- **Prompt**
Filter the entries and keep only the lines where the string "Median" appears.

- **Records for the exercise**
%%
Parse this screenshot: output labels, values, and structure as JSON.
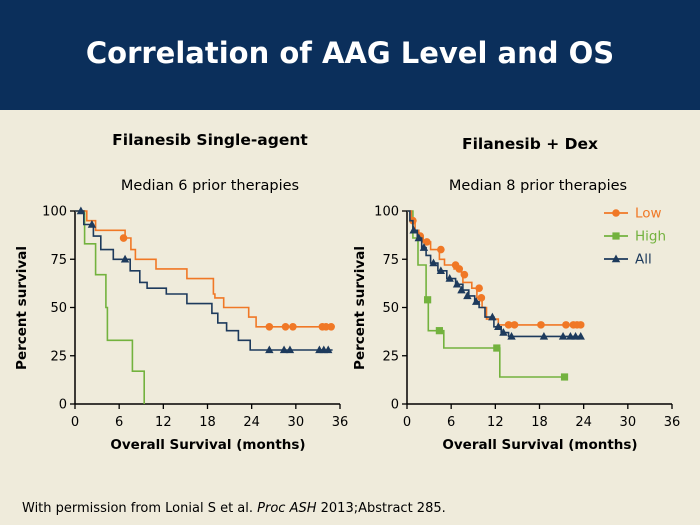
{
  "slide": {
    "title": "Correlation of AAG Level and OS",
    "footer_prefix": "With permission from Lonial S et al. ",
    "footer_journal": "Proc ASH",
    "footer_suffix": " 2013;Abstract 285."
  },
  "colors": {
    "title_bg": "#0b2f5b",
    "background": "#efebdb",
    "low": "#f07826",
    "high": "#73b23e",
    "all": "#1d3a5c"
  },
  "chart_data": [
    {
      "type": "line",
      "subtype": "kaplan-meier-step",
      "title": "Filanesib Single-agent",
      "subtitle": "Median 6 prior therapies",
      "xlabel": "Overall Survival (months)",
      "ylabel": "Percent survival",
      "xlim": [
        0,
        36
      ],
      "ylim": [
        0,
        100
      ],
      "xticks": [
        0,
        6,
        12,
        18,
        24,
        30,
        36
      ],
      "yticks": [
        0,
        25,
        50,
        75,
        100
      ],
      "legend": null,
      "series": [
        {
          "key": "low",
          "marker": "circle",
          "steps": [
            [
              0,
              100
            ],
            [
              1.6,
              100
            ],
            [
              1.6,
              95
            ],
            [
              2.8,
              95
            ],
            [
              2.8,
              90
            ],
            [
              6.8,
              90
            ],
            [
              6.8,
              86
            ],
            [
              7.6,
              86
            ],
            [
              7.6,
              80
            ],
            [
              8.2,
              80
            ],
            [
              8.2,
              75
            ],
            [
              11,
              75
            ],
            [
              11,
              70
            ],
            [
              15.2,
              70
            ],
            [
              15.2,
              65
            ],
            [
              18.8,
              65
            ],
            [
              18.8,
              57
            ],
            [
              19,
              57
            ],
            [
              19,
              55
            ],
            [
              20.2,
              55
            ],
            [
              20.2,
              50
            ],
            [
              23.6,
              50
            ],
            [
              23.6,
              45
            ],
            [
              24.6,
              45
            ],
            [
              24.6,
              40
            ],
            [
              35,
              40
            ]
          ],
          "censors": [
            [
              6.6,
              86
            ],
            [
              26.4,
              40
            ],
            [
              28.6,
              40
            ],
            [
              29.6,
              40
            ],
            [
              33.6,
              40
            ],
            [
              34.1,
              40
            ],
            [
              34.8,
              40
            ]
          ]
        },
        {
          "key": "high",
          "marker": "square",
          "steps": [
            [
              0,
              100
            ],
            [
              1.3,
              100
            ],
            [
              1.3,
              83
            ],
            [
              2.8,
              83
            ],
            [
              2.8,
              67
            ],
            [
              4.2,
              67
            ],
            [
              4.2,
              50
            ],
            [
              4.4,
              50
            ],
            [
              4.4,
              33
            ],
            [
              7.8,
              33
            ],
            [
              7.8,
              17
            ],
            [
              9.4,
              17
            ],
            [
              9.4,
              0
            ]
          ],
          "censors": []
        },
        {
          "key": "all",
          "marker": "triangle",
          "steps": [
            [
              0,
              100
            ],
            [
              1.2,
              100
            ],
            [
              1.2,
              93
            ],
            [
              2.5,
              93
            ],
            [
              2.5,
              87
            ],
            [
              3.5,
              87
            ],
            [
              3.5,
              80
            ],
            [
              5.2,
              80
            ],
            [
              5.2,
              75
            ],
            [
              7.5,
              75
            ],
            [
              7.5,
              69
            ],
            [
              8.8,
              69
            ],
            [
              8.8,
              63
            ],
            [
              9.8,
              63
            ],
            [
              9.8,
              60
            ],
            [
              12.4,
              60
            ],
            [
              12.4,
              57
            ],
            [
              15.2,
              57
            ],
            [
              15.2,
              52
            ],
            [
              18.6,
              52
            ],
            [
              18.6,
              47
            ],
            [
              19.4,
              47
            ],
            [
              19.4,
              42
            ],
            [
              20.6,
              42
            ],
            [
              20.6,
              38
            ],
            [
              22.2,
              38
            ],
            [
              22.2,
              33
            ],
            [
              23.8,
              33
            ],
            [
              23.8,
              28
            ],
            [
              35,
              28
            ]
          ],
          "censors": [
            [
              0.8,
              100
            ],
            [
              2.3,
              93
            ],
            [
              6.8,
              75
            ],
            [
              26.4,
              28
            ],
            [
              28.4,
              28
            ],
            [
              29.2,
              28
            ],
            [
              33.2,
              28
            ],
            [
              33.8,
              28
            ],
            [
              34.4,
              28
            ]
          ]
        }
      ]
    },
    {
      "type": "line",
      "subtype": "kaplan-meier-step",
      "title": "Filanesib + Dex",
      "subtitle": "Median 8 prior therapies",
      "xlabel": "Overall Survival (months)",
      "ylabel": "Percent survival",
      "xlim": [
        0,
        36
      ],
      "ylim": [
        0,
        100
      ],
      "xticks": [
        0,
        6,
        12,
        18,
        24,
        30,
        36
      ],
      "yticks": [
        0,
        25,
        50,
        75,
        100
      ],
      "legend": "top-right",
      "series": [
        {
          "key": "low",
          "name": "Low",
          "marker": "circle",
          "steps": [
            [
              0,
              100
            ],
            [
              0.6,
              100
            ],
            [
              0.6,
              95
            ],
            [
              1.1,
              95
            ],
            [
              1.1,
              90
            ],
            [
              1.6,
              90
            ],
            [
              1.6,
              87
            ],
            [
              2.2,
              87
            ],
            [
              2.2,
              84
            ],
            [
              3.2,
              84
            ],
            [
              3.2,
              80
            ],
            [
              4.4,
              80
            ],
            [
              4.4,
              75
            ],
            [
              5.1,
              75
            ],
            [
              5.1,
              72
            ],
            [
              6.4,
              72
            ],
            [
              6.4,
              70
            ],
            [
              7.4,
              70
            ],
            [
              7.4,
              67
            ],
            [
              7.6,
              67
            ],
            [
              7.6,
              63
            ],
            [
              8.8,
              63
            ],
            [
              8.8,
              60
            ],
            [
              9.5,
              60
            ],
            [
              9.5,
              55
            ],
            [
              10.2,
              55
            ],
            [
              10.2,
              50
            ],
            [
              10.8,
              50
            ],
            [
              10.8,
              44
            ],
            [
              12.4,
              44
            ],
            [
              12.4,
              41
            ],
            [
              23.6,
              41
            ]
          ],
          "censors": [
            [
              0.8,
              95
            ],
            [
              1.8,
              87
            ],
            [
              2.7,
              84
            ],
            [
              4.6,
              80
            ],
            [
              6.6,
              72
            ],
            [
              7.1,
              70
            ],
            [
              7.8,
              67
            ],
            [
              9.8,
              60
            ],
            [
              10.1,
              55
            ],
            [
              13.8,
              41
            ],
            [
              14.6,
              41
            ],
            [
              18.2,
              41
            ],
            [
              21.6,
              41
            ],
            [
              22.6,
              41
            ],
            [
              23.1,
              41
            ],
            [
              23.6,
              41
            ]
          ]
        },
        {
          "key": "high",
          "name": "High",
          "marker": "square",
          "steps": [
            [
              0,
              100
            ],
            [
              0.8,
              100
            ],
            [
              0.8,
              86
            ],
            [
              1.5,
              86
            ],
            [
              1.5,
              72
            ],
            [
              2.6,
              72
            ],
            [
              2.6,
              53
            ],
            [
              2.9,
              53
            ],
            [
              2.9,
              38
            ],
            [
              5,
              38
            ],
            [
              5,
              29
            ],
            [
              12.6,
              29
            ],
            [
              12.6,
              14
            ],
            [
              21.4,
              14
            ]
          ],
          "censors": [
            [
              2.8,
              54
            ],
            [
              4.4,
              38
            ],
            [
              12.2,
              29
            ],
            [
              21.4,
              14
            ]
          ]
        },
        {
          "key": "all",
          "name": "All",
          "marker": "triangle",
          "steps": [
            [
              0,
              100
            ],
            [
              0.4,
              100
            ],
            [
              0.4,
              95
            ],
            [
              0.8,
              95
            ],
            [
              0.8,
              90
            ],
            [
              1.4,
              90
            ],
            [
              1.4,
              86
            ],
            [
              2,
              86
            ],
            [
              2,
              81
            ],
            [
              2.6,
              81
            ],
            [
              2.6,
              77
            ],
            [
              3.2,
              77
            ],
            [
              3.2,
              73
            ],
            [
              4.2,
              73
            ],
            [
              4.2,
              69
            ],
            [
              5.4,
              69
            ],
            [
              5.4,
              65
            ],
            [
              6.6,
              65
            ],
            [
              6.6,
              62
            ],
            [
              7.6,
              62
            ],
            [
              7.6,
              59
            ],
            [
              8.4,
              59
            ],
            [
              8.4,
              56
            ],
            [
              9.2,
              56
            ],
            [
              9.2,
              53
            ],
            [
              9.8,
              53
            ],
            [
              9.8,
              50
            ],
            [
              10.6,
              50
            ],
            [
              10.6,
              45
            ],
            [
              11.8,
              45
            ],
            [
              11.8,
              40
            ],
            [
              12.8,
              40
            ],
            [
              12.8,
              37
            ],
            [
              13.8,
              37
            ],
            [
              13.8,
              35
            ],
            [
              23.8,
              35
            ]
          ],
          "censors": [
            [
              0.9,
              90
            ],
            [
              1.6,
              86
            ],
            [
              2.3,
              81
            ],
            [
              3.6,
              73
            ],
            [
              4.6,
              69
            ],
            [
              5.8,
              65
            ],
            [
              6.8,
              62
            ],
            [
              7.4,
              59
            ],
            [
              8.2,
              56
            ],
            [
              9.4,
              53
            ],
            [
              11.6,
              45
            ],
            [
              12.4,
              40
            ],
            [
              13.1,
              37
            ],
            [
              14.2,
              35
            ],
            [
              18.6,
              35
            ],
            [
              21.2,
              35
            ],
            [
              22.2,
              35
            ],
            [
              22.9,
              35
            ],
            [
              23.6,
              35
            ]
          ]
        }
      ]
    }
  ]
}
%%
- **Written answer**
      "subtitle": "Median 6 prior therapies",
      "subtitle": "Median 8 prior therapies",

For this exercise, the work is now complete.